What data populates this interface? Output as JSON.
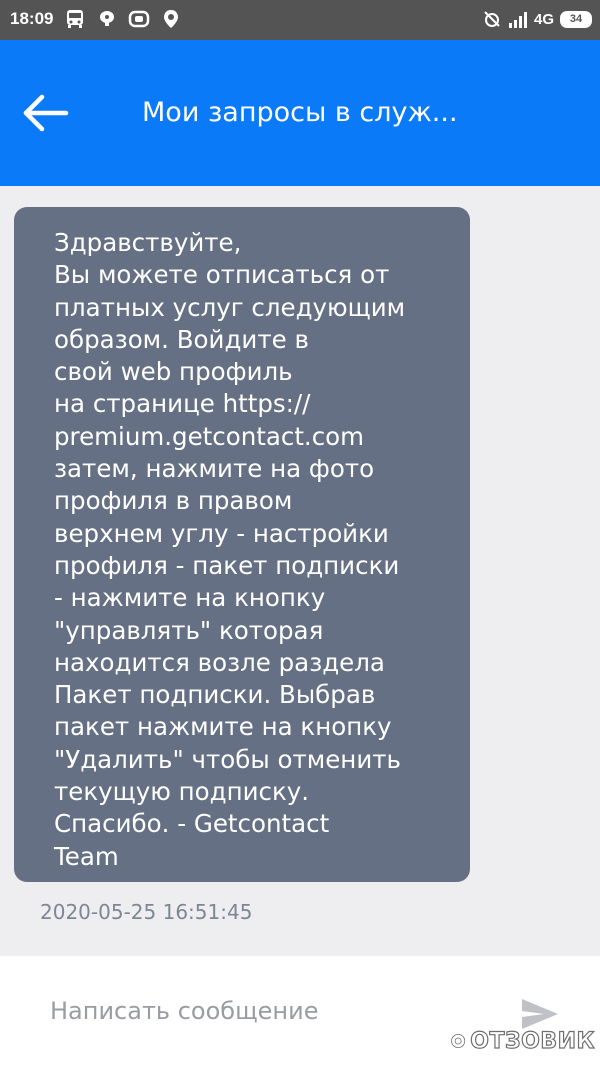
{
  "status_bar": {
    "time": "18:09",
    "network": "4G",
    "battery": "34",
    "icons": [
      "bus-icon",
      "balloon-icon",
      "cast-icon",
      "location-icon",
      "alarm-off-icon",
      "signal-icon",
      "battery-icon"
    ]
  },
  "header": {
    "back_icon": "back-arrow-icon",
    "title": "Мои запросы в служ..."
  },
  "message": {
    "lines": [
      "Здравствуйте,",
      "Вы можете отписаться от",
      "платных услуг следующим",
      "образом. Войдите в",
      "свой web профиль",
      "на странице https://",
      "premium.getcontact.com",
      "затем, нажмите на фото",
      "профиля в правом",
      "верхнем углу - настройки",
      "профиля - пакет подписки",
      "- нажмите на кнопку",
      "\"управлять\" которая",
      "находится возле раздела",
      "Пакет подписки. Выбрав",
      "пакет нажмите на кнопку",
      "\"Удалить\" чтобы отменить",
      "текущую подписку.",
      "Спасибо. - Getcontact",
      "Team"
    ],
    "timestamp": "2020-05-25 16:51:45"
  },
  "composer": {
    "value": "",
    "placeholder": "Написать сообщение",
    "send_icon": "send-icon"
  },
  "watermark": {
    "text": "ОТЗОВИК"
  },
  "colors": {
    "status_bar": "#545454",
    "app_bar": "#0a7af8",
    "bubble": "#667085",
    "background": "#eeeef0",
    "timestamp": "#7f8594",
    "placeholder": "#9a9ca3"
  }
}
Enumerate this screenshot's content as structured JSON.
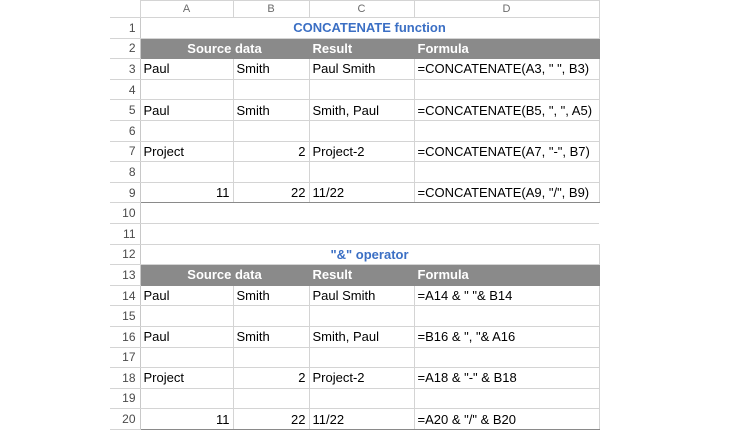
{
  "columns": [
    "A",
    "B",
    "C",
    "D"
  ],
  "section1": {
    "title": "CONCATENATE function",
    "headers": {
      "source": "Source data",
      "result": "Result",
      "formula": "Formula"
    }
  },
  "section2": {
    "title": "\"&\" operator",
    "headers": {
      "source": "Source data",
      "result": "Result",
      "formula": "Formula"
    }
  },
  "rows": {
    "r1": "1",
    "r2": "2",
    "r3": "3",
    "r4": "4",
    "r5": "5",
    "r6": "6",
    "r7": "7",
    "r8": "8",
    "r9": "9",
    "r10": "10",
    "r11": "11",
    "r12": "12",
    "r13": "13",
    "r14": "14",
    "r15": "15",
    "r16": "16",
    "r17": "17",
    "r18": "18",
    "r19": "19",
    "r20": "20"
  },
  "cells": {
    "A3": "Paul",
    "B3": "Smith",
    "C3": "Paul  Smith",
    "D3": "=CONCATENATE(A3, \"  \", B3)",
    "A5": "Paul",
    "B5": "Smith",
    "C5": "Smith, Paul",
    "D5": "=CONCATENATE(B5, \", \", A5)",
    "A7": "Project",
    "B7": "2",
    "C7": "Project-2",
    "D7": "=CONCATENATE(A7, \"-\", B7)",
    "A9": "11",
    "B9": "22",
    "C9": "11/22",
    "D9": "=CONCATENATE(A9, \"/\", B9)",
    "A14": "Paul",
    "B14": "Smith",
    "C14": "Paul Smith",
    "D14": "=A14 & \" \"& B14",
    "A16": "Paul",
    "B16": "Smith",
    "C16": "Smith, Paul",
    "D16": "=B16 & \", \"& A16",
    "A18": "Project",
    "B18": "2",
    "C18": "Project-2",
    "D18": "=A18 & \"-\" & B18",
    "A20": "11",
    "B20": "22",
    "C20": "11/22",
    "D20": "=A20 & \"/\" & B20"
  }
}
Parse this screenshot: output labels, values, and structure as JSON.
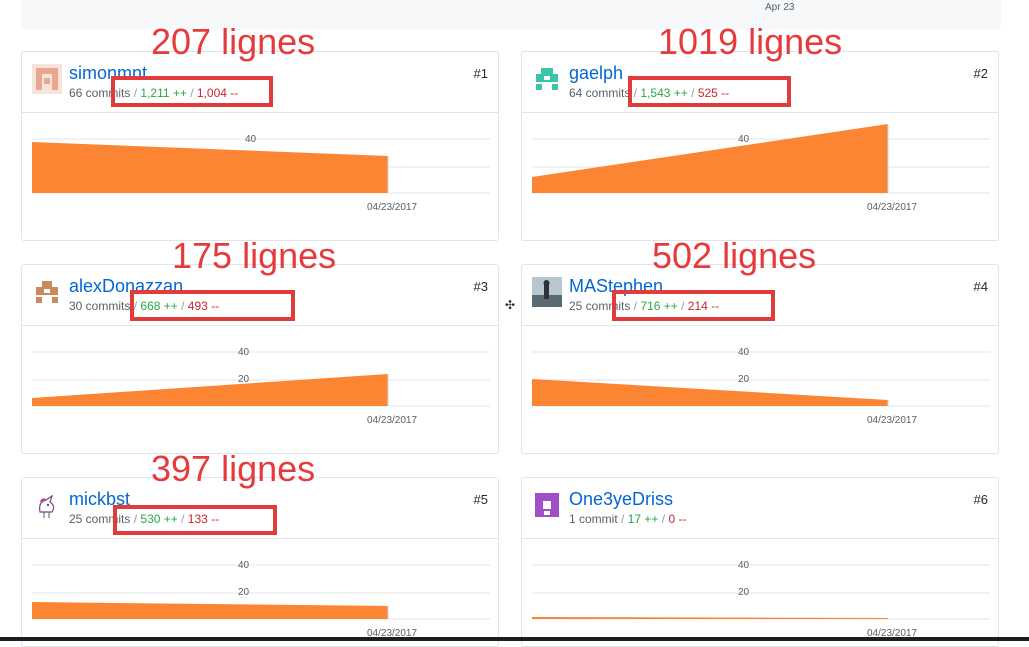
{
  "top_strip": {
    "date_label": "Apr 23"
  },
  "contributors": [
    {
      "name": "simonmnt",
      "rank": "#1",
      "commits": "66 commits",
      "additions": "1,211 ++",
      "deletions": "1,004 --",
      "annotation": "207 lignes",
      "date_label": "04/23/2017",
      "y_ticks": [
        "40"
      ]
    },
    {
      "name": "gaelph",
      "rank": "#2",
      "commits": "64 commits",
      "additions": "1,543 ++",
      "deletions": "525 --",
      "annotation": "1019 lignes",
      "date_label": "04/23/2017",
      "y_ticks": [
        "40"
      ]
    },
    {
      "name": "alexDonazzan",
      "rank": "#3",
      "commits": "30 commits",
      "additions": "668 ++",
      "deletions": "493 --",
      "annotation": "175 lignes",
      "date_label": "04/23/2017",
      "y_ticks": [
        "40",
        "20"
      ]
    },
    {
      "name": "MAStephen",
      "rank": "#4",
      "commits": "25 commits",
      "additions": "716 ++",
      "deletions": "214 --",
      "annotation": "502 lignes",
      "date_label": "04/23/2017",
      "y_ticks": [
        "40",
        "20"
      ]
    },
    {
      "name": "mickbst",
      "rank": "#5",
      "commits": "25 commits",
      "additions": "530 ++",
      "deletions": "133 --",
      "annotation": "397 lignes",
      "date_label": "04/23/2017",
      "y_ticks": [
        "40",
        "20"
      ]
    },
    {
      "name": "One3yeDriss",
      "rank": "#6",
      "commits": "1 commit",
      "additions": "17 ++",
      "deletions": "0 --",
      "annotation": "",
      "date_label": "04/23/2017",
      "y_ticks": [
        "40",
        "20"
      ]
    }
  ],
  "separator": "/",
  "colors": {
    "link": "#0366d6",
    "add": "#28a745",
    "del": "#cb2431",
    "area": "#fb8532",
    "annotation": "#e53b3b"
  },
  "icons": [
    "identicon-avatar",
    "photo-avatar",
    "unicorn-avatar",
    "move-cursor-icon"
  ]
}
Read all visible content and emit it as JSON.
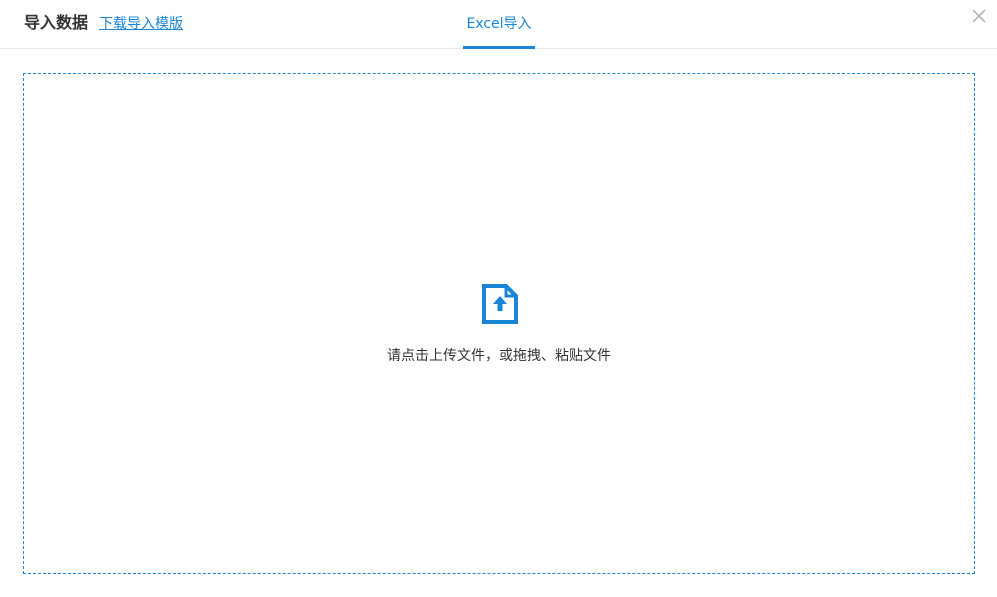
{
  "header": {
    "title": "导入数据",
    "template_link": "下载导入模版",
    "tabs": [
      {
        "label": "Excel导入",
        "active": true
      }
    ]
  },
  "dropzone": {
    "hint": "请点击上传文件，或拖拽、粘贴文件"
  },
  "icons": {
    "close": "close-icon",
    "upload": "file-upload-icon"
  },
  "colors": {
    "accent": "#1a86d8",
    "text": "#333333",
    "border": "#e8e8e8",
    "close_icon": "#aaaaaa"
  }
}
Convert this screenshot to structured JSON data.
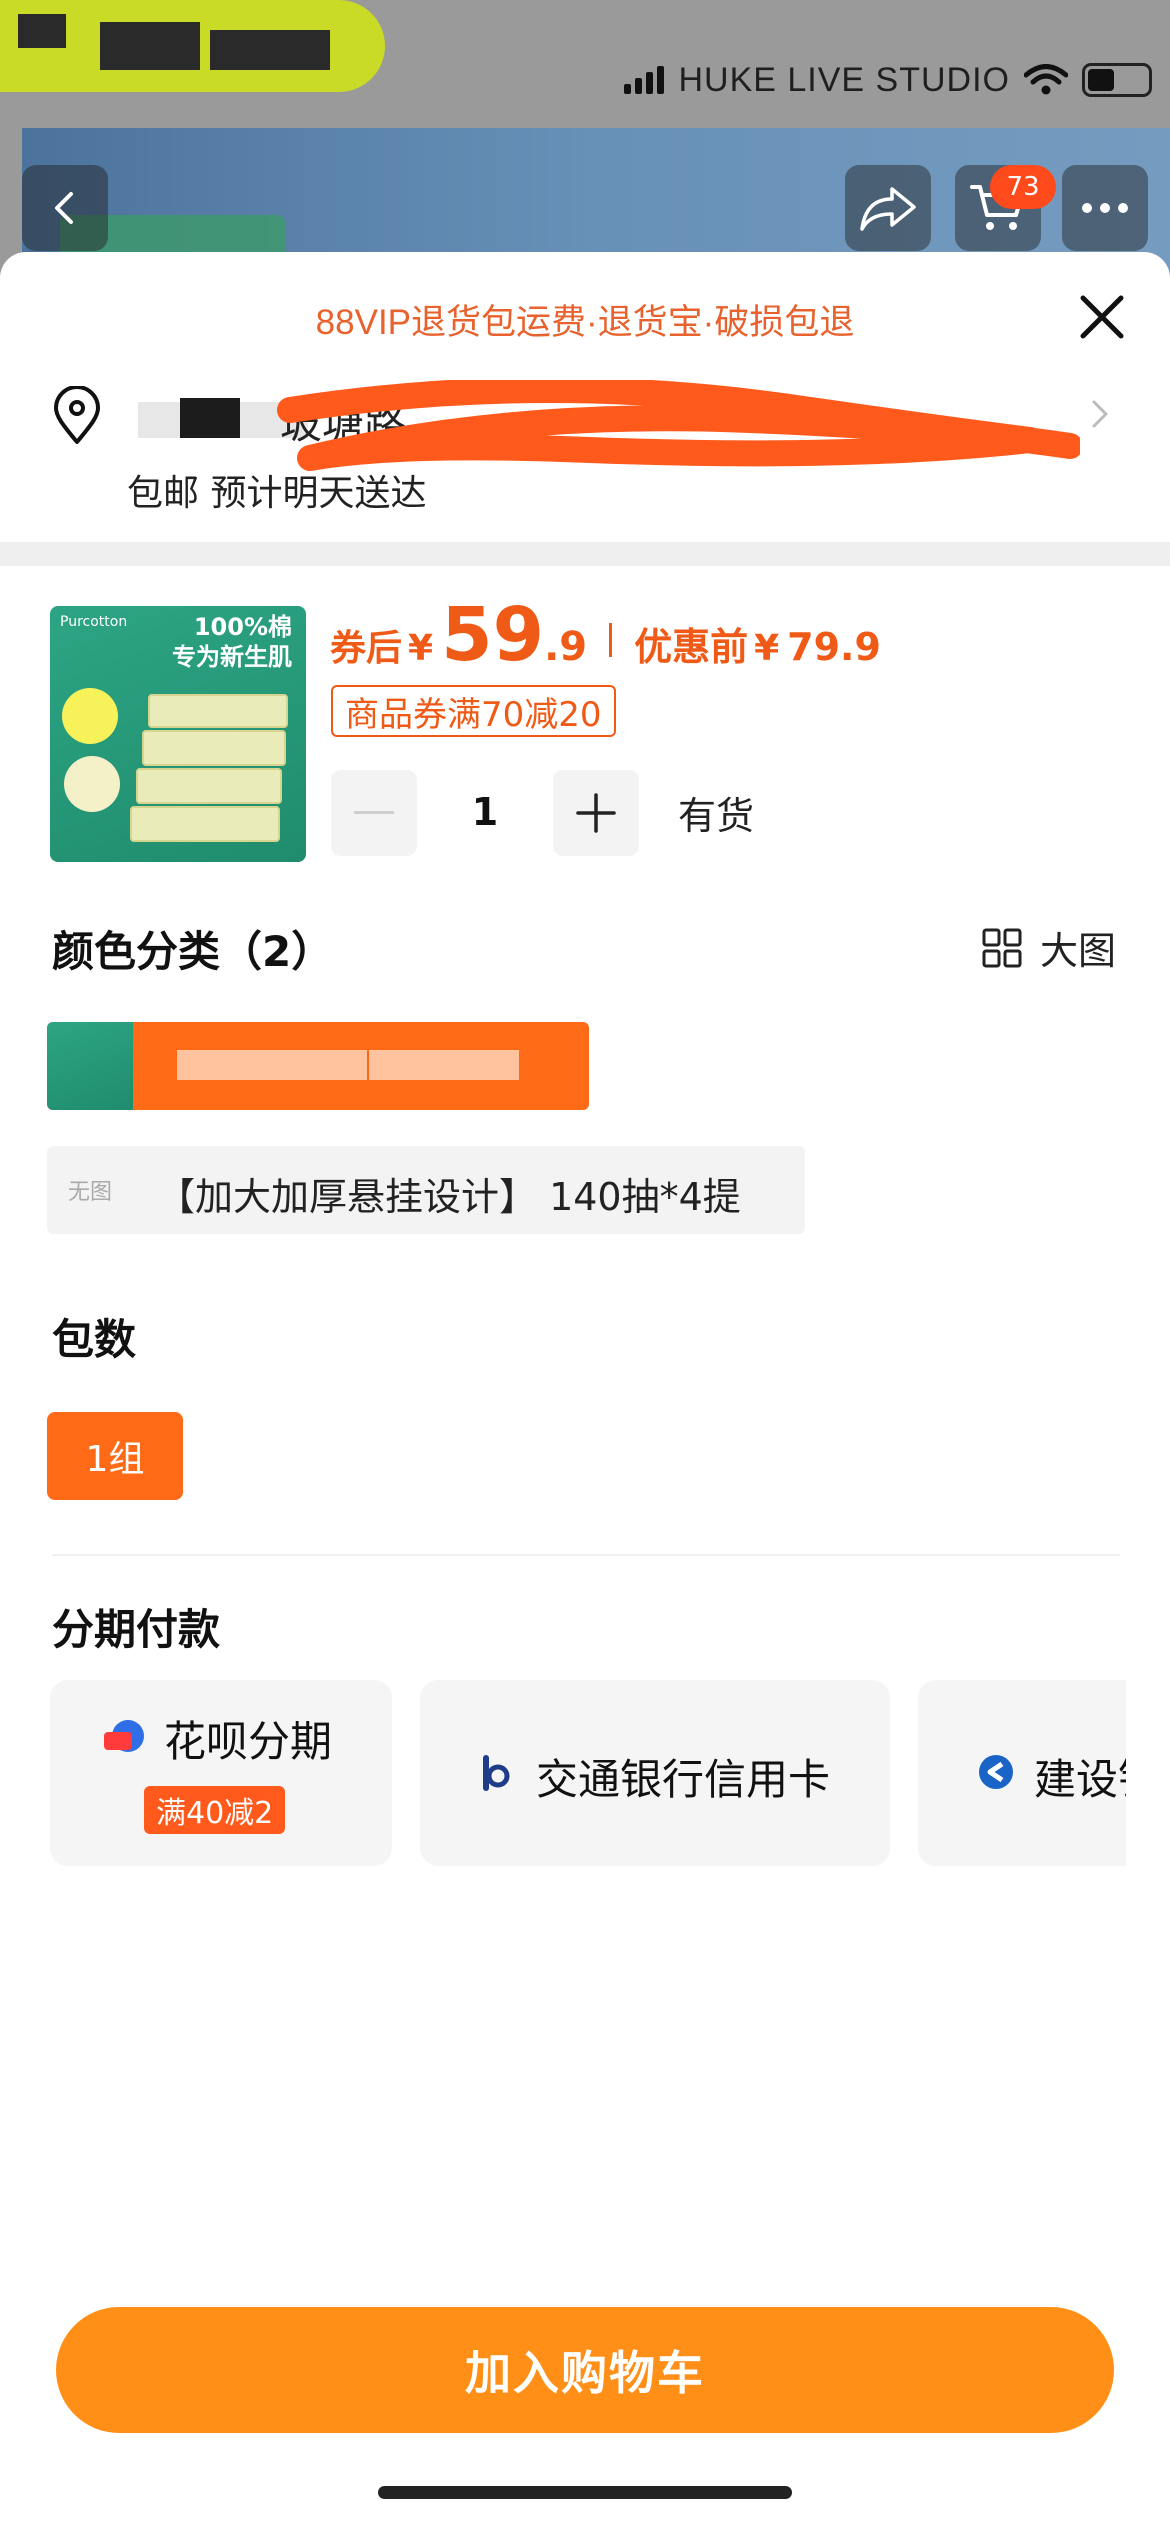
{
  "status_bar": {
    "overlay_text": "HUKE LIVE STUDIO"
  },
  "nav": {
    "cart_count": "73"
  },
  "sheet": {
    "vip_banner": "88VIP退货包运费·退货宝·破损包退",
    "address_visible_fragment": "玻塘路",
    "delivery": "包邮 预计明天送达",
    "product": {
      "thumb_brand": "Purcotton",
      "thumb_tagline_1": "100%棉",
      "thumb_tagline_2": "专为新生肌",
      "price_after_label": "券后",
      "currency": "¥",
      "price_after_int": "59",
      "price_after_dec": ".9",
      "price_before_label": "优惠前",
      "price_before": "79.9",
      "coupon": "商品券满70减20",
      "quantity": "1",
      "stock": "有货"
    },
    "color_section": {
      "title": "颜色分类（2）",
      "bigview_label": "大图",
      "option2_noimg": "无图",
      "option2_text": "【加大加厚悬挂设计】 140抽*4提"
    },
    "package_section": {
      "title": "包数",
      "option": "1组"
    },
    "installment_section": {
      "title": "分期付款",
      "options": [
        {
          "label": "花呗分期",
          "promo": "满40减2"
        },
        {
          "label": "交通银行信用卡"
        },
        {
          "label": "建设银"
        }
      ]
    },
    "add_to_cart": "加入购物车"
  },
  "colors": {
    "accent_orange": "#ff6a17",
    "price_orange": "#f05a17",
    "cta_orange": "#ff8f16"
  }
}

----------

What needs to be done
Using the records above, gather all lines where the string "content" is present.

Written answer
Enumerate this screenshot's content as structured JSON.
Read all visible content and emit it as JSON.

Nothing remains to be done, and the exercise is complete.